____ Extracted data

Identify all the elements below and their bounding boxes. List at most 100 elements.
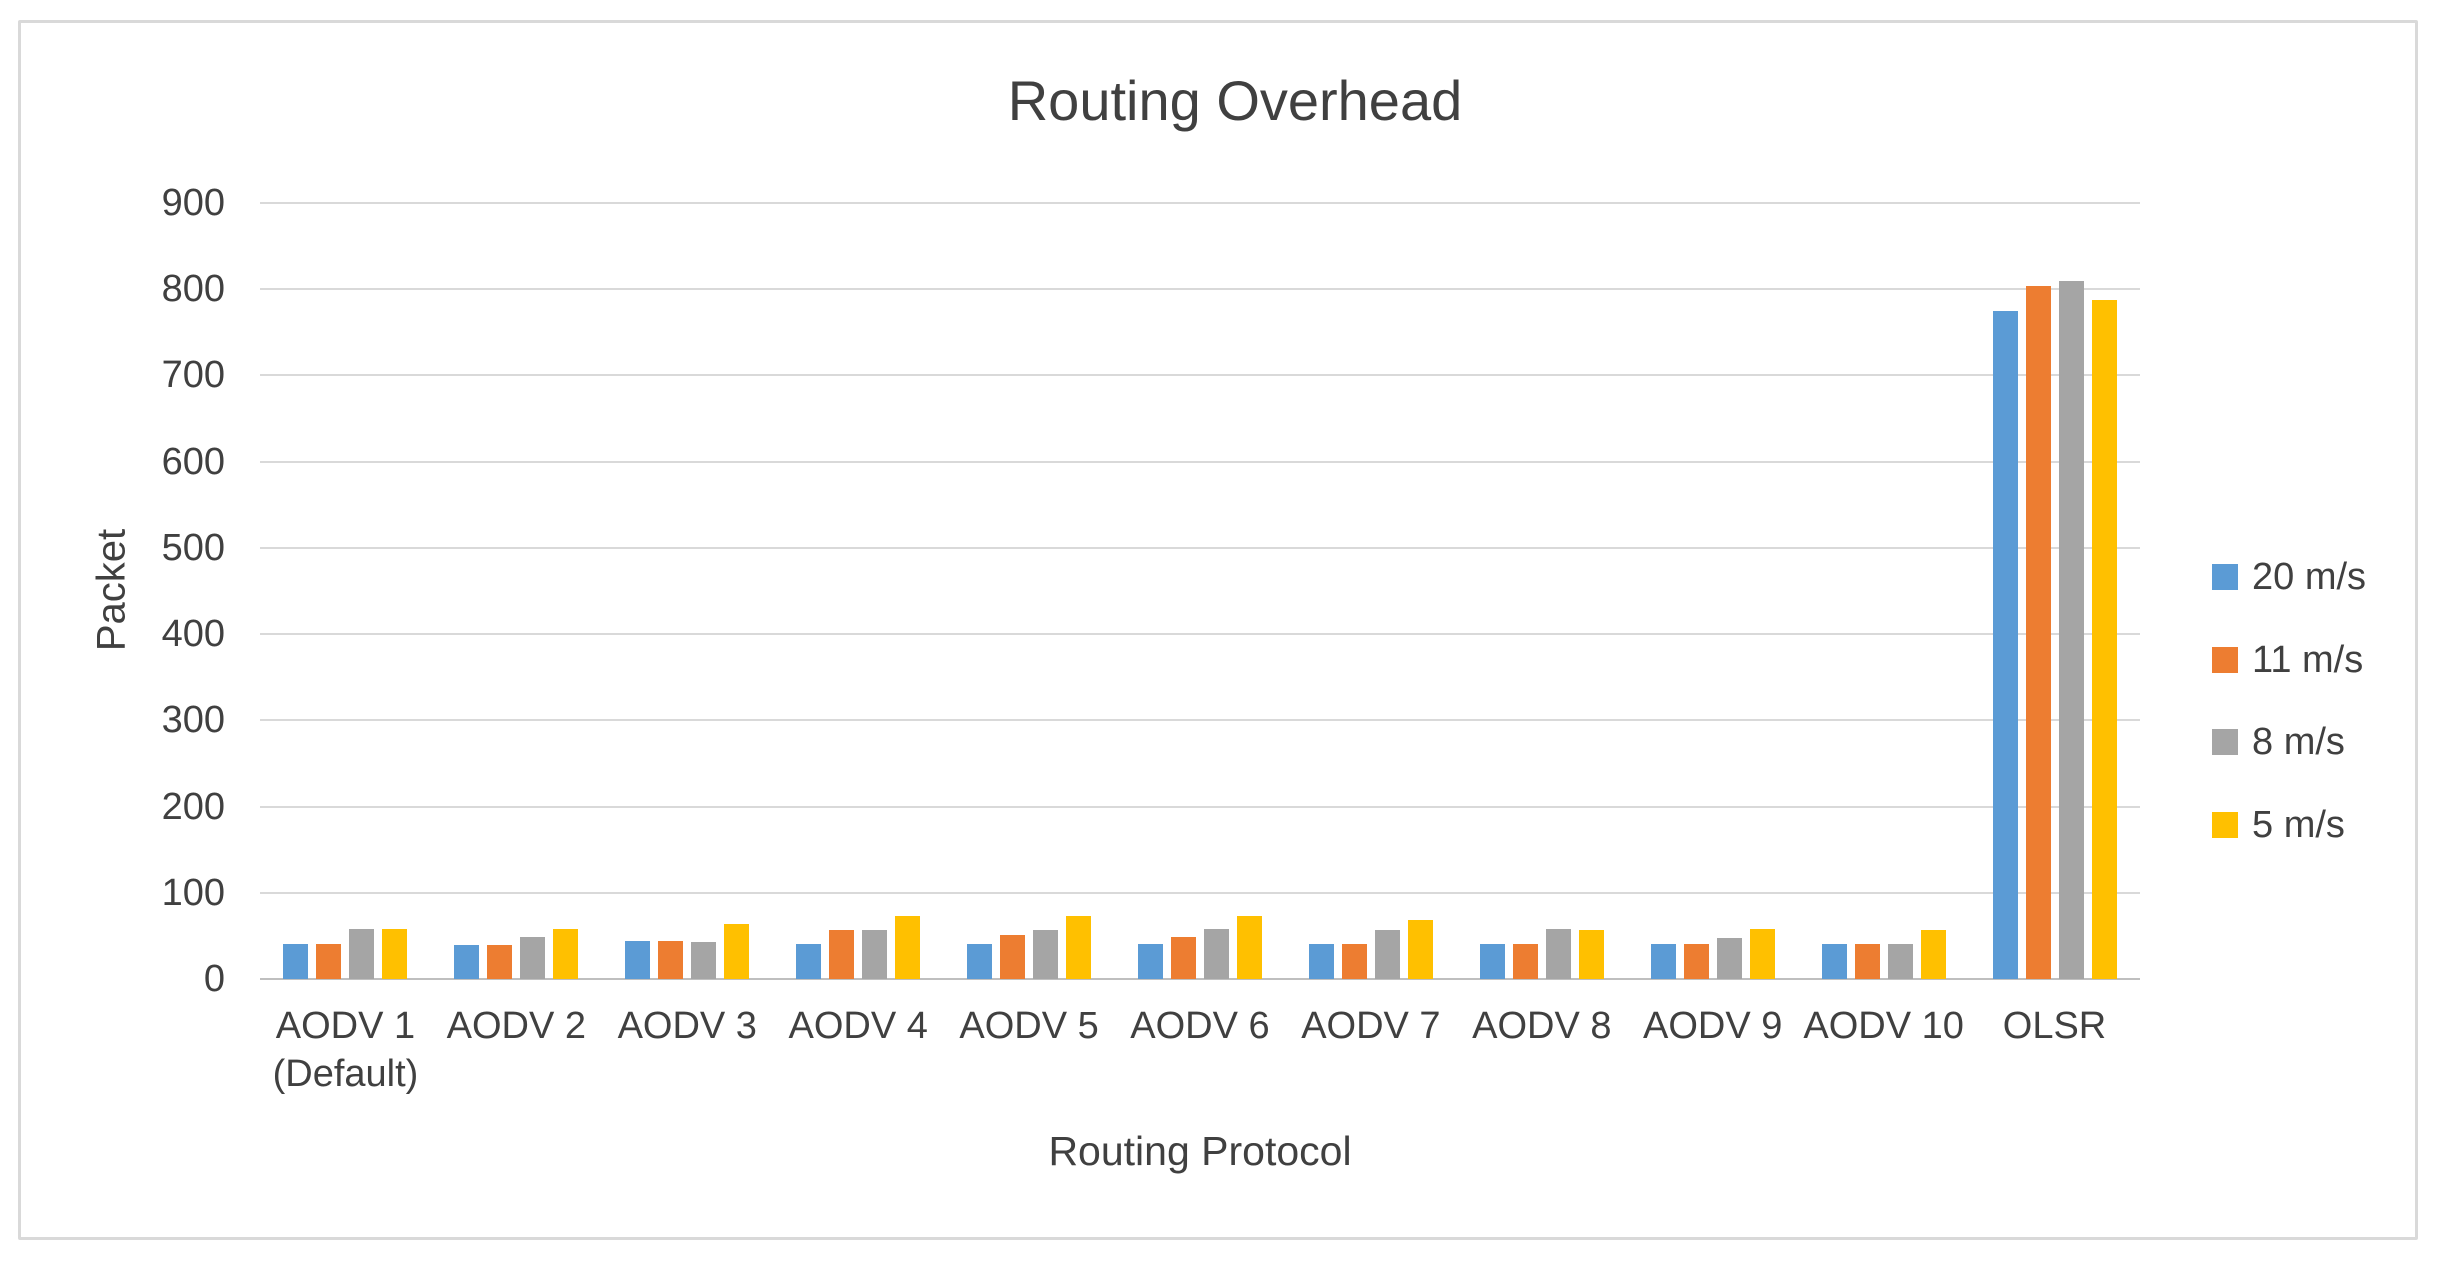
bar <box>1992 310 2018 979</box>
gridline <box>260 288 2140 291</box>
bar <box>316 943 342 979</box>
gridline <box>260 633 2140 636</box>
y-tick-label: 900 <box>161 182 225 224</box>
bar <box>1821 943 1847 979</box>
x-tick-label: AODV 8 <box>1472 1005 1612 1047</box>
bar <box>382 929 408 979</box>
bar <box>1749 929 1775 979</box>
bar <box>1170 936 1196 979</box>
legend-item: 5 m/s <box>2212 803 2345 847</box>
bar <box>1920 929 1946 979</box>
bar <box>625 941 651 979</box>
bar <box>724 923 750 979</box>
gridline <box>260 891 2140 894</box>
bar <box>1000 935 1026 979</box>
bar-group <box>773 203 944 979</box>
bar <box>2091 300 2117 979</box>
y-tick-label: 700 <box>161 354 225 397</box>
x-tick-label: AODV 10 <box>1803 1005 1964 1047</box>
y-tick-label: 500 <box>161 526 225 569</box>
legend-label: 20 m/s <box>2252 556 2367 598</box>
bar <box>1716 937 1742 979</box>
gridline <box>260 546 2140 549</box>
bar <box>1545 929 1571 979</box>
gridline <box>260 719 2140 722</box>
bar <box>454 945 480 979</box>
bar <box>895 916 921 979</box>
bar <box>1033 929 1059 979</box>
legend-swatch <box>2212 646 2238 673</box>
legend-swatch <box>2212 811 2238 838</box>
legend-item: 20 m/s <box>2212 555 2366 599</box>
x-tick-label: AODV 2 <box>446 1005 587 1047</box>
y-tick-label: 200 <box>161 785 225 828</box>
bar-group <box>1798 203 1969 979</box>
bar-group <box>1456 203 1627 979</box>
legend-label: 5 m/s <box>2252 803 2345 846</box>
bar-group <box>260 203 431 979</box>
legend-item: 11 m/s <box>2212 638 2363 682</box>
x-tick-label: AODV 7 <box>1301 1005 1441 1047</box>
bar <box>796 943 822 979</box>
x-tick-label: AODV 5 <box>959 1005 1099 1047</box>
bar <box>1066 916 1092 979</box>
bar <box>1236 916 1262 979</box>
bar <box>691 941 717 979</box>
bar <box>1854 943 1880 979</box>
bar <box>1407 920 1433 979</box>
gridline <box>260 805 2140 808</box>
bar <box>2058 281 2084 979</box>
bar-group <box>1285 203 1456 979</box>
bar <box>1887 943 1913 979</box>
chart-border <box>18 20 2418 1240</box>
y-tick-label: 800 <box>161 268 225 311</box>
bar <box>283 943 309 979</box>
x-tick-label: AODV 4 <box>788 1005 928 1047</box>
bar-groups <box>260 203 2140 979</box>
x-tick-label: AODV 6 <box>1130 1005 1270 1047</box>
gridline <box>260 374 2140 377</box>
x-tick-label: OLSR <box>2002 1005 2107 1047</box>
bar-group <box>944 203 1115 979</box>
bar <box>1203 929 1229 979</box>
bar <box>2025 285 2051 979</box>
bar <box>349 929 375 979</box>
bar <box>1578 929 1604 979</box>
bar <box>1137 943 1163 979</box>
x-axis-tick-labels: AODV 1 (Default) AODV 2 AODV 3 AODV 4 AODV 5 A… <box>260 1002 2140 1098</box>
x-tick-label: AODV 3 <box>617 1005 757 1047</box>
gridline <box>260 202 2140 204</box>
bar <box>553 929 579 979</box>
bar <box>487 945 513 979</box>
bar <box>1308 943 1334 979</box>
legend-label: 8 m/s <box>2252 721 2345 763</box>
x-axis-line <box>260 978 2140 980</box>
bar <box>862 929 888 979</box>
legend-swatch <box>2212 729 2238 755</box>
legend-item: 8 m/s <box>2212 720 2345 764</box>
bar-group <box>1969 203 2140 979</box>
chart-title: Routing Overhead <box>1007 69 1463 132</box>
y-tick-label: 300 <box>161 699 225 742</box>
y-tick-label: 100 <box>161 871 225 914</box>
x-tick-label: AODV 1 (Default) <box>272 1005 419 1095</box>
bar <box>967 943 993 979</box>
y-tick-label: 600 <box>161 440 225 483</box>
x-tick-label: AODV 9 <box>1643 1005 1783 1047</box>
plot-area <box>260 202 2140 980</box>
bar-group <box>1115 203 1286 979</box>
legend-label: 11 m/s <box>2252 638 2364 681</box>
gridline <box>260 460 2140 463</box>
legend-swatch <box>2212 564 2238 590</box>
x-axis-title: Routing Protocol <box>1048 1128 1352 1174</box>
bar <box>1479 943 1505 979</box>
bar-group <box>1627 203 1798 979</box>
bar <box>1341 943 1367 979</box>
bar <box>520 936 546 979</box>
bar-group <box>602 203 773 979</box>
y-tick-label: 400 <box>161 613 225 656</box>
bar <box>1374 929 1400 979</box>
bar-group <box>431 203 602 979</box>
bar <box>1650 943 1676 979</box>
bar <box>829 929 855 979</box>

________
____ Extracted data

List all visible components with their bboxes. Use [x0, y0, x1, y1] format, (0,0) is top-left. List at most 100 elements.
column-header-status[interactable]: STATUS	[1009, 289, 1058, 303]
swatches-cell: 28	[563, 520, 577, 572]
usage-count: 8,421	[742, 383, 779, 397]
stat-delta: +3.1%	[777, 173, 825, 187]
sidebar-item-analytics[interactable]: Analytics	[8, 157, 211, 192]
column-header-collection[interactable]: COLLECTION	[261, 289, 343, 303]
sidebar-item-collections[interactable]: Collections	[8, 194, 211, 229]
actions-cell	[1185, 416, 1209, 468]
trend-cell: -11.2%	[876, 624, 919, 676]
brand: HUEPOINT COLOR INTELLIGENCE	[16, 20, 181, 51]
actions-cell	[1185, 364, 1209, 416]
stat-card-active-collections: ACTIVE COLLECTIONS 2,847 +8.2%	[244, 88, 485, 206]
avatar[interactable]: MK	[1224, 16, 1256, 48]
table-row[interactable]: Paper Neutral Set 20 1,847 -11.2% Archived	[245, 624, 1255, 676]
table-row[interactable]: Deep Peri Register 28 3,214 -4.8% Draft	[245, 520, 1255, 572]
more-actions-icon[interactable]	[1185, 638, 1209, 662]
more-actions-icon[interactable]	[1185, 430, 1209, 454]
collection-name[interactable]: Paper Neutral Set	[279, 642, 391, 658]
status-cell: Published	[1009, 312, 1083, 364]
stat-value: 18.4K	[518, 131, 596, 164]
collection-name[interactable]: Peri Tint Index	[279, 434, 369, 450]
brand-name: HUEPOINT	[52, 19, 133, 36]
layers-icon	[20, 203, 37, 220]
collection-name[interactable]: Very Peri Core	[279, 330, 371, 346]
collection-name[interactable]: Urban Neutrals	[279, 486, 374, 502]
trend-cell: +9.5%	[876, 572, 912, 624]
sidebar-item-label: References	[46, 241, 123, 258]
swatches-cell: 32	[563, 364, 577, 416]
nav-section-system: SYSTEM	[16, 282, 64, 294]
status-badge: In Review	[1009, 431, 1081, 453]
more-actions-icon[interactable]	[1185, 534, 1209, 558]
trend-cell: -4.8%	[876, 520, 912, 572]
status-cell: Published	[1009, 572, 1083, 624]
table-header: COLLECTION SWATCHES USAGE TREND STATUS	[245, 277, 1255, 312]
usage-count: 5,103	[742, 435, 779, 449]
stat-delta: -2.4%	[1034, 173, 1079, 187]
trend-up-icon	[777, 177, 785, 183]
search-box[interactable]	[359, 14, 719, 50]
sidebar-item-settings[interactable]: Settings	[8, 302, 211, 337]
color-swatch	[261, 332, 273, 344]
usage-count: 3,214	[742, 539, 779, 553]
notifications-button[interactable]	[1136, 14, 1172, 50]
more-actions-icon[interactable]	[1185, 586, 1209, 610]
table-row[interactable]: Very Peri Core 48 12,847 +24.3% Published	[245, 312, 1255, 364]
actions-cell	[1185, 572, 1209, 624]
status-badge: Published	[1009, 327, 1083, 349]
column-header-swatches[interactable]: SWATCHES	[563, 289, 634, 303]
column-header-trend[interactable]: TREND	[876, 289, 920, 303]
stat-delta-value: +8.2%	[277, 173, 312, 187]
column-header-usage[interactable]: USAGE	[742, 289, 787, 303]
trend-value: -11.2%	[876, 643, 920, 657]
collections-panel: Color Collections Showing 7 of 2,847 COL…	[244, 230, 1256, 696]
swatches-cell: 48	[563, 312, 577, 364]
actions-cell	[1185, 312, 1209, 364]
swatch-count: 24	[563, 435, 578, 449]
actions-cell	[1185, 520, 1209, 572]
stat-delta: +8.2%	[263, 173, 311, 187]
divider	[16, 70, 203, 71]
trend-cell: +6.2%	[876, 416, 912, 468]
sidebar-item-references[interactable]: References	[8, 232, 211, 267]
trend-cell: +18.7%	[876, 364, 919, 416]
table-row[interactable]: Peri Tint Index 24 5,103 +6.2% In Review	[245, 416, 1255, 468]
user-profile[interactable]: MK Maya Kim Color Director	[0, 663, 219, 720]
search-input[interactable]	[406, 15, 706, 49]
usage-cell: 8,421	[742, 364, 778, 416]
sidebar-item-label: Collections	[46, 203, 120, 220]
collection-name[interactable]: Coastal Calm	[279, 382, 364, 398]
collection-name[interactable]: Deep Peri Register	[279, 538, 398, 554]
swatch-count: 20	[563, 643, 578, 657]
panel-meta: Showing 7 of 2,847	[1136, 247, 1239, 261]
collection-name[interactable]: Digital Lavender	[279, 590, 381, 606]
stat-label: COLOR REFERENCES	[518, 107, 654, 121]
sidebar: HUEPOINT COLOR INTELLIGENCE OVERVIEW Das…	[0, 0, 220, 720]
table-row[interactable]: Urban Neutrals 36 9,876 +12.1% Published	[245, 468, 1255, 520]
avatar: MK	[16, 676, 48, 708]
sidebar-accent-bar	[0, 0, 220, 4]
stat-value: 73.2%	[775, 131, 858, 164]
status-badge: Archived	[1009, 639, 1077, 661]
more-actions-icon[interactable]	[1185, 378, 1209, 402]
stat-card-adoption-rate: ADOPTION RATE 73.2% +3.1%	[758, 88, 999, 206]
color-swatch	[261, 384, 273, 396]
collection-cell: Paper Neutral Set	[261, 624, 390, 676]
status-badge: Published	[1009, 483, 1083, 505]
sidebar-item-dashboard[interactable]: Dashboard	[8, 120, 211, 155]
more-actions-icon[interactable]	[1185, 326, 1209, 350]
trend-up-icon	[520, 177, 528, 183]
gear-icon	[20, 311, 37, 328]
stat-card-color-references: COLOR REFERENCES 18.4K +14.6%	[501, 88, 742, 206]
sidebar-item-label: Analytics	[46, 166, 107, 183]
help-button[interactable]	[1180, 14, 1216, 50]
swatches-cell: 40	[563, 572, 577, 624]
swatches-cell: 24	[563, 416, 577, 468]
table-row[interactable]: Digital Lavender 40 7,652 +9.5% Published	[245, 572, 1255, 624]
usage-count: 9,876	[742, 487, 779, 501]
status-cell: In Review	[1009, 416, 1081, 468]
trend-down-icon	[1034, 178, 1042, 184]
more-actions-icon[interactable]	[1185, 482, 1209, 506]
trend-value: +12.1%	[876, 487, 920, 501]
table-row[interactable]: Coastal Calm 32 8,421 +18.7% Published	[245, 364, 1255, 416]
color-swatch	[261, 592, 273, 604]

________

#### Exercise brief
Show every line of the data that contains the word "Lavender", matching case exactly.

#### Result for this task
collection-name[interactable]: Digital Lavender	[279, 590, 381, 606]
table-row[interactable]: Digital Lavender 40 7,652 +9.5% Published	[245, 572, 1255, 624]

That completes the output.